**Problem statement**
In the entries below, find every line with "content" and copy it.

START

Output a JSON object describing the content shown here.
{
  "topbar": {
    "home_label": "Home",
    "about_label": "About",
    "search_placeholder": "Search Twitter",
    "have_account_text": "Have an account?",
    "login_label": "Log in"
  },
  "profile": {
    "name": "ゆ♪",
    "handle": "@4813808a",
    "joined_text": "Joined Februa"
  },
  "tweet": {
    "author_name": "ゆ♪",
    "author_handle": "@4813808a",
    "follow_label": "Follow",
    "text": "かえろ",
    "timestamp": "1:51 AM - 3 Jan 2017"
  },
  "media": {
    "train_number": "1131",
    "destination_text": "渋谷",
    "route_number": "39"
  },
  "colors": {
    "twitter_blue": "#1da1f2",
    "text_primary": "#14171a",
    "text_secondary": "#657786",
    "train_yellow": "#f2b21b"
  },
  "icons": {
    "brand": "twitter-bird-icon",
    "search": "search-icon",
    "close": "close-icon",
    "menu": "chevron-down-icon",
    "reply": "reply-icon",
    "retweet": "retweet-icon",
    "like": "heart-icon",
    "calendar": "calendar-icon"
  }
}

END
START

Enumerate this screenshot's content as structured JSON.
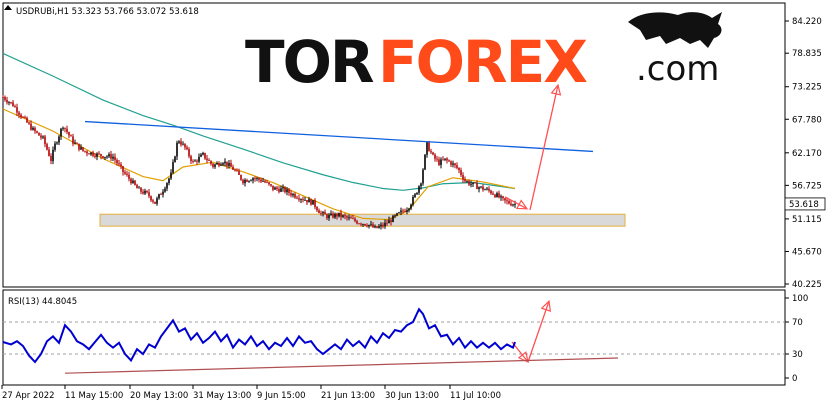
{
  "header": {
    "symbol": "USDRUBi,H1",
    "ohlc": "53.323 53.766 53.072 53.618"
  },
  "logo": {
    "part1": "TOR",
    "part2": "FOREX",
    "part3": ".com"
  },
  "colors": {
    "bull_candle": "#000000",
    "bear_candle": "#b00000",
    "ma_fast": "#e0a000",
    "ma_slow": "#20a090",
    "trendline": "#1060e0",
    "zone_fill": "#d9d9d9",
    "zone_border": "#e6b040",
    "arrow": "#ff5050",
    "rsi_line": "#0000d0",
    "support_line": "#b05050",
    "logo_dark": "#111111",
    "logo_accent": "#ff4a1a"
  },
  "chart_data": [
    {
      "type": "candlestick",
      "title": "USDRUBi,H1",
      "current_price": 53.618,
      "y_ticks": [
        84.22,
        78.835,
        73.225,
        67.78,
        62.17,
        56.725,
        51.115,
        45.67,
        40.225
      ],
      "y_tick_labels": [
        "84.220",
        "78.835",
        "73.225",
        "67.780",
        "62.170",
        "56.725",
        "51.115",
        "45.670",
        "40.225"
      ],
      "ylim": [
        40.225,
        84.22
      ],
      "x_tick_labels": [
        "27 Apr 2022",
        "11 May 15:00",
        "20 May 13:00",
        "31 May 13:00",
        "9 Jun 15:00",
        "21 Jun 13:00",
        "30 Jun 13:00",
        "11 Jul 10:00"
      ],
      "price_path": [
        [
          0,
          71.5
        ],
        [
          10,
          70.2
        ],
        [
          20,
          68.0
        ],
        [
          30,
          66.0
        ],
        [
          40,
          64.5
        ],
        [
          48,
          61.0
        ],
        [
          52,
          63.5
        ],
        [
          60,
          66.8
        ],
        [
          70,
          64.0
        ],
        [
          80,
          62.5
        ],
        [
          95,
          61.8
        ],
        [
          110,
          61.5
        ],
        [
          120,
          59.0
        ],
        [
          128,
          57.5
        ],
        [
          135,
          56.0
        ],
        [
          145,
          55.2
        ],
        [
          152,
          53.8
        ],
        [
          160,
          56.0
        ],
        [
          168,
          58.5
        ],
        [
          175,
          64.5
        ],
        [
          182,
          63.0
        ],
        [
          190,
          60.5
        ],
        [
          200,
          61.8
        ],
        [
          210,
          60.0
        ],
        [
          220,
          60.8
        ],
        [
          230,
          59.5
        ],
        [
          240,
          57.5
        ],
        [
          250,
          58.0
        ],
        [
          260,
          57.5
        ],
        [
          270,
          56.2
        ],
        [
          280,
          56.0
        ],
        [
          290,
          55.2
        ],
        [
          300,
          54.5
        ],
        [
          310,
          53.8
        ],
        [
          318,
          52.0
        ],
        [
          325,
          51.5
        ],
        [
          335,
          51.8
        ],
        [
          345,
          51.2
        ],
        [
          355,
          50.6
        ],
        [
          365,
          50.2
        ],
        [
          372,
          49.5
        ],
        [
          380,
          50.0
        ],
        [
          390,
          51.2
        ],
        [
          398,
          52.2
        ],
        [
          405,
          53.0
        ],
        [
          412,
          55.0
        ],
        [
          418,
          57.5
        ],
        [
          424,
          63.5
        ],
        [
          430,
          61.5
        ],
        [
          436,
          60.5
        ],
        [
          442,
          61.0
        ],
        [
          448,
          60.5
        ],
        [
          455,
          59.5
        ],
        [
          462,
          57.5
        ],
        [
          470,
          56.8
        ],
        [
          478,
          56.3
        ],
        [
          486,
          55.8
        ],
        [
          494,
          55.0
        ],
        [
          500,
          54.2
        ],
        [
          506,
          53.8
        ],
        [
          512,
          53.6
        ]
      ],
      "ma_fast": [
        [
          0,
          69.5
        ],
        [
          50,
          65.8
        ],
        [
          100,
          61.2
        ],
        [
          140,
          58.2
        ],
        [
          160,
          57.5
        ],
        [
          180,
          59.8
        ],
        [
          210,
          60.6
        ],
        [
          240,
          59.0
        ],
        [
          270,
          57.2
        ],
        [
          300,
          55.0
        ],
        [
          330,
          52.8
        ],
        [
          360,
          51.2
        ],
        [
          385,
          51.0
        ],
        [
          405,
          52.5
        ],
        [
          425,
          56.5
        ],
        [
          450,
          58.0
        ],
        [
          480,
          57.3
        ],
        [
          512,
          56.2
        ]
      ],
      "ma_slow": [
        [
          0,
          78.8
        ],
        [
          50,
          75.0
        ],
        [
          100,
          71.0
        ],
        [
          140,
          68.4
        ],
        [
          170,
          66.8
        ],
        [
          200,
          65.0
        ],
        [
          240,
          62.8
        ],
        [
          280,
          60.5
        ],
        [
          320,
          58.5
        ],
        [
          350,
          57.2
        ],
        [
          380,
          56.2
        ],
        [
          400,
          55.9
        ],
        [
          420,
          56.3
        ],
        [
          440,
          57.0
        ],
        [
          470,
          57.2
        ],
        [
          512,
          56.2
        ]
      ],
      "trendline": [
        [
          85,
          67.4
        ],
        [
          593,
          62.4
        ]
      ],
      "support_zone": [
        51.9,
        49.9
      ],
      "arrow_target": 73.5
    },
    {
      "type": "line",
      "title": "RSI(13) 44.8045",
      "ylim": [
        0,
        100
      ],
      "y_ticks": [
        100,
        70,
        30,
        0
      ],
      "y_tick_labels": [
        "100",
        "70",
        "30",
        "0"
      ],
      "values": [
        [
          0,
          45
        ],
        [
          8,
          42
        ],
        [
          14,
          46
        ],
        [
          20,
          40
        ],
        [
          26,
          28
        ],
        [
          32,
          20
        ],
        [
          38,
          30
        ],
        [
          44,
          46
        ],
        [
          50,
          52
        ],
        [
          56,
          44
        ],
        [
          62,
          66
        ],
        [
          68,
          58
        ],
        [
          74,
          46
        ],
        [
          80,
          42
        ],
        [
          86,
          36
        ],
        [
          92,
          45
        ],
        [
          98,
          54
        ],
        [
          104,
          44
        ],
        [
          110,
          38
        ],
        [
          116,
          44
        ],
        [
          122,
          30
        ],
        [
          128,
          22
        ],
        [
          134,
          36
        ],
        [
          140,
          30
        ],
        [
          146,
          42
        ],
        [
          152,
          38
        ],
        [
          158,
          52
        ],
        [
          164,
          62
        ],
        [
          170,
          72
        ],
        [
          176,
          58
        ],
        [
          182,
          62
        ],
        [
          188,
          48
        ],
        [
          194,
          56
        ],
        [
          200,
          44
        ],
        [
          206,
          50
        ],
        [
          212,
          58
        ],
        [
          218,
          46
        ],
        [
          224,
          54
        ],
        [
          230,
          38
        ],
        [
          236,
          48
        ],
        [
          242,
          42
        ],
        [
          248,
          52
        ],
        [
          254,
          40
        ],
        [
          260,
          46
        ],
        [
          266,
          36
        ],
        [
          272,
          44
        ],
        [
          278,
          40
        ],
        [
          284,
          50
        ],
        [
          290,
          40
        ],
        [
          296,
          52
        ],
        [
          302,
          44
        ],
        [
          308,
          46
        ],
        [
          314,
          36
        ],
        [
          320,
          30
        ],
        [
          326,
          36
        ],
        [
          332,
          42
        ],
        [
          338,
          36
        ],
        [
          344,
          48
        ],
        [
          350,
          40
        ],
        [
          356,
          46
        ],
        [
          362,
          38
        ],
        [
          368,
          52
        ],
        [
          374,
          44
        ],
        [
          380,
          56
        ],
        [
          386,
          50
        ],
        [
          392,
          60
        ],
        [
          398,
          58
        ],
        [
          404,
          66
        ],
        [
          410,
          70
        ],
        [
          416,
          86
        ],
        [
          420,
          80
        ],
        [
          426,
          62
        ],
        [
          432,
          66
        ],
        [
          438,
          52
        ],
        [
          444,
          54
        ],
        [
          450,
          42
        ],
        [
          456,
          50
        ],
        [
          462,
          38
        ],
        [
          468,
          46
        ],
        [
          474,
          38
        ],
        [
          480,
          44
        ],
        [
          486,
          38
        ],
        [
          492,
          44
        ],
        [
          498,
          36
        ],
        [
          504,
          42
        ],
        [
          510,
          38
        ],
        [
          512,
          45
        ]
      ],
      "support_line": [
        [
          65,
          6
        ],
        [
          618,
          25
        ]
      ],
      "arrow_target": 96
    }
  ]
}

END

**Answer**
Output a JSON object describing the content shown here.
Enumerate this screenshot's content as structured JSON.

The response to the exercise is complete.